##### The records #####

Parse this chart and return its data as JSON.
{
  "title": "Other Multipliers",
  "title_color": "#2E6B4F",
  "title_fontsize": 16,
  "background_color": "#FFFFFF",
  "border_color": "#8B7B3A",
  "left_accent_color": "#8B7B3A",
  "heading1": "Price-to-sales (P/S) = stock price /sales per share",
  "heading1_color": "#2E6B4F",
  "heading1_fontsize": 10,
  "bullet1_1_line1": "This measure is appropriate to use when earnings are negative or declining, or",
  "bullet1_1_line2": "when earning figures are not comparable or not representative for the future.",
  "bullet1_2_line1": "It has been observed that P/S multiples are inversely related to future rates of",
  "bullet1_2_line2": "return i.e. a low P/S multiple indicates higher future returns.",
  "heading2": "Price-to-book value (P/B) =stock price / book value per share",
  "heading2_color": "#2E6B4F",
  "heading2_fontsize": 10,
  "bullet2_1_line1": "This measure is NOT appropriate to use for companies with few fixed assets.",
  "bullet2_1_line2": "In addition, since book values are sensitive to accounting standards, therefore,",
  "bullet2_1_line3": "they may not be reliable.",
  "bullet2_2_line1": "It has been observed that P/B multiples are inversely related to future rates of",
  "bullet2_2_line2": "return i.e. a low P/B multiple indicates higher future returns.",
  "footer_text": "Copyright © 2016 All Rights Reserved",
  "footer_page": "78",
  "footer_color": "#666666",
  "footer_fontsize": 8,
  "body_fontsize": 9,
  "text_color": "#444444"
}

#####

◆ Set task ◆
Select all lines in the listing that include the word "stock".

◆ Complete output ◆
  "heading1": "Price-to-sales (P/S) = stock price /sales per share",
  "heading2": "Price-to-book value (P/B) =stock price / book value per share",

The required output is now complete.